**Data shown**

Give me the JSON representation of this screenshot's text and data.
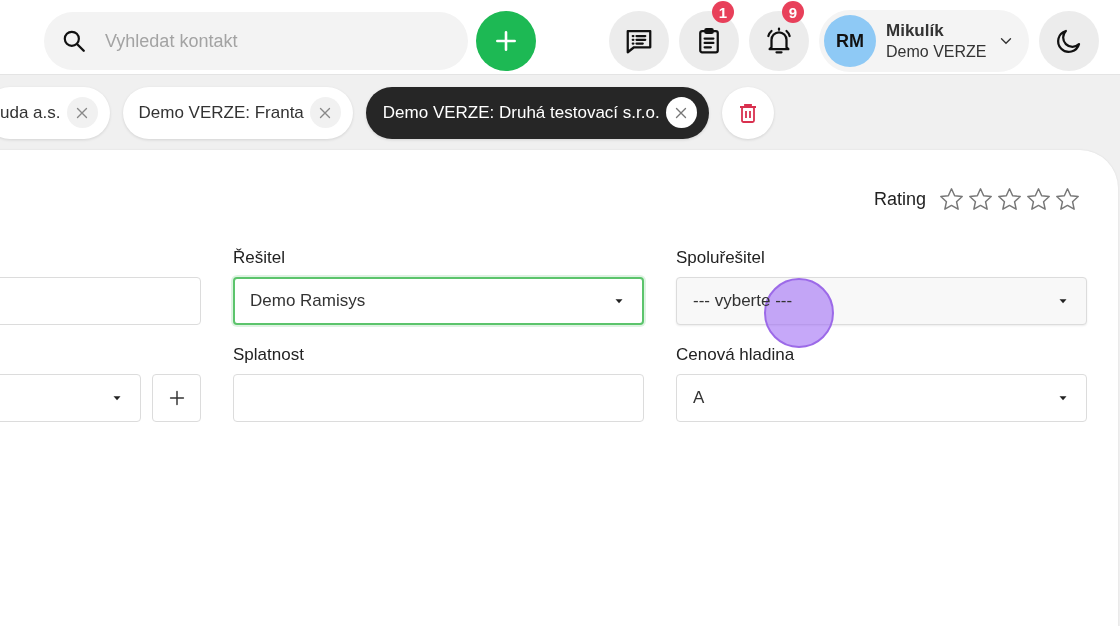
{
  "search": {
    "placeholder": "Vyhledat kontakt"
  },
  "toolbar": [
    {
      "kind": "messages"
    },
    {
      "kind": "tasks",
      "badge": "1"
    },
    {
      "kind": "notifications",
      "badge": "9"
    }
  ],
  "user": {
    "initials": "RM",
    "name": "Mikulík",
    "company": "Demo VERZE"
  },
  "tabs": [
    {
      "label": "uda a.s.",
      "selected": false
    },
    {
      "label": "Demo VERZE: Franta",
      "selected": false
    },
    {
      "label": "Demo VERZE: Druhá testovací s.r.o.",
      "selected": true
    }
  ],
  "rating": {
    "label": "Rating",
    "stars": 0
  },
  "fields": [
    {
      "kind": "text",
      "focused": false
    },
    {
      "kind": "select",
      "label": "Řešitel",
      "value": "Demo Ramisys",
      "focused": true
    },
    {
      "kind": "select",
      "label": "Spoluřešitel",
      "value": "--- vyberte ---",
      "focused": false
    },
    {
      "kind": "select_add",
      "focused": false
    },
    {
      "kind": "text",
      "label": "Splatnost",
      "focused": false
    },
    {
      "kind": "select",
      "label": "Cenová hladina",
      "value": "A",
      "focused": false
    }
  ]
}
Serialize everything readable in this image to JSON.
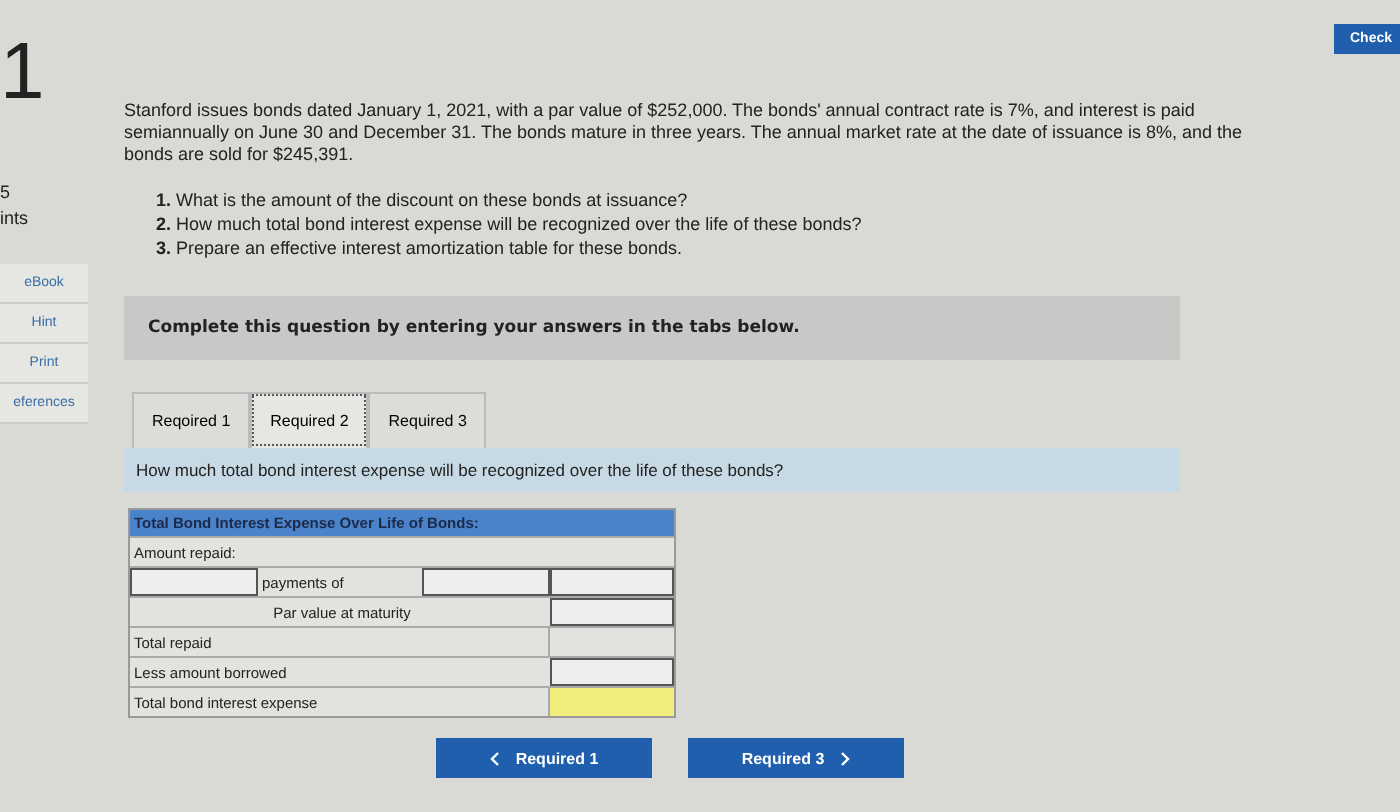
{
  "sidebar": {
    "question_number": "1",
    "points_value": "5",
    "points_label": "ints",
    "links": [
      "eBook",
      "Hint",
      "Print",
      "eferences"
    ]
  },
  "check_button": "Check",
  "problem": "Stanford issues bonds dated January 1, 2021, with a par value of $252,000. The bonds' annual contract rate is 7%, and interest is paid semiannually on June 30 and December 31. The bonds mature in three years. The annual market rate at the date of issuance is 8%, and the bonds are sold for $245,391.",
  "questions": [
    {
      "number": "1.",
      "text": "What is the amount of the discount on these bonds at issuance?"
    },
    {
      "number": "2.",
      "text": "How much total bond interest expense will be recognized over the life of these bonds?"
    },
    {
      "number": "3.",
      "text": "Prepare an effective interest amortization table for these bonds."
    }
  ],
  "instruction": "Complete this question by entering your answers in the tabs below.",
  "tabs": [
    {
      "label": "Reqoired 1",
      "selected": false
    },
    {
      "label": "Required 2",
      "selected": true
    },
    {
      "label": "Required 3",
      "selected": false
    }
  ],
  "prompt": "How much total bond interest expense will be recognized over the life of these bonds?",
  "table": {
    "title": "Total Bond Interest Expense Over Life of Bonds:",
    "rows": [
      {
        "kind": "label",
        "label": "Amount repaid:"
      },
      {
        "kind": "payments",
        "label": "payments of"
      },
      {
        "kind": "centered",
        "label": "Par value at maturity",
        "input": true
      },
      {
        "kind": "line",
        "label": "Total repaid",
        "input": false
      },
      {
        "kind": "line",
        "label": "Less amount borrowed",
        "input": true
      },
      {
        "kind": "line",
        "label": "Total bond interest expense",
        "input": false,
        "highlighted": true
      }
    ]
  },
  "nav": {
    "previous": "Required 1",
    "next": "Required 3"
  }
}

**Goal**
Output all the records, word for word, with no pictures in the copy.

**Solution**
Give me the JSON representation of this screenshot's text and data.
{
  "search": {
    "placeholder": "Vyhledat kontakt"
  },
  "toolbar": [
    {
      "kind": "messages"
    },
    {
      "kind": "tasks",
      "badge": "1"
    },
    {
      "kind": "notifications",
      "badge": "9"
    }
  ],
  "user": {
    "initials": "RM",
    "name": "Mikulík",
    "company": "Demo VERZE"
  },
  "tabs": [
    {
      "label": "uda a.s.",
      "selected": false
    },
    {
      "label": "Demo VERZE: Franta",
      "selected": false
    },
    {
      "label": "Demo VERZE: Druhá testovací s.r.o.",
      "selected": true
    }
  ],
  "rating": {
    "label": "Rating",
    "stars": 0
  },
  "fields": [
    {
      "kind": "text",
      "focused": false
    },
    {
      "kind": "select",
      "label": "Řešitel",
      "value": "Demo Ramisys",
      "focused": true
    },
    {
      "kind": "select",
      "label": "Spoluřešitel",
      "value": "--- vyberte ---",
      "focused": false
    },
    {
      "kind": "select_add",
      "focused": false
    },
    {
      "kind": "text",
      "label": "Splatnost",
      "focused": false
    },
    {
      "kind": "select",
      "label": "Cenová hladina",
      "value": "A",
      "focused": false
    }
  ]
}
Serialize everything readable in this image to JSON.
{
  "sidebar": {
    "question_number": "1",
    "points_value": "5",
    "points_label": "ints",
    "links": [
      "eBook",
      "Hint",
      "Print",
      "eferences"
    ]
  },
  "check_button": "Check",
  "problem": "Stanford issues bonds dated January 1, 2021, with a par value of $252,000. The bonds' annual contract rate is 7%, and interest is paid semiannually on June 30 and December 31. The bonds mature in three years. The annual market rate at the date of issuance is 8%, and the bonds are sold for $245,391.",
  "questions": [
    {
      "number": "1.",
      "text": "What is the amount of the discount on these bonds at issuance?"
    },
    {
      "number": "2.",
      "text": "How much total bond interest expense will be recognized over the life of these bonds?"
    },
    {
      "number": "3.",
      "text": "Prepare an effective interest amortization table for these bonds."
    }
  ],
  "instruction": "Complete this question by entering your answers in the tabs below.",
  "tabs": [
    {
      "label": "Reqoired 1",
      "selected": false
    },
    {
      "label": "Required 2",
      "selected": true
    },
    {
      "label": "Required 3",
      "selected": false
    }
  ],
  "prompt": "How much total bond interest expense will be recognized over the life of these bonds?",
  "table": {
    "title": "Total Bond Interest Expense Over Life of Bonds:",
    "rows": [
      {
        "kind": "label",
        "label": "Amount repaid:"
      },
      {
        "kind": "payments",
        "label": "payments of"
      },
      {
        "kind": "centered",
        "label": "Par value at maturity",
        "input": true
      },
      {
        "kind": "line",
        "label": "Total repaid",
        "input": false
      },
      {
        "kind": "line",
        "label": "Less amount borrowed",
        "input": true
      },
      {
        "kind": "line",
        "label": "Total bond interest expense",
        "input": false,
        "highlighted": true
      }
    ]
  },
  "nav": {
    "previous": "Required 1",
    "next": "Required 3"
  }
}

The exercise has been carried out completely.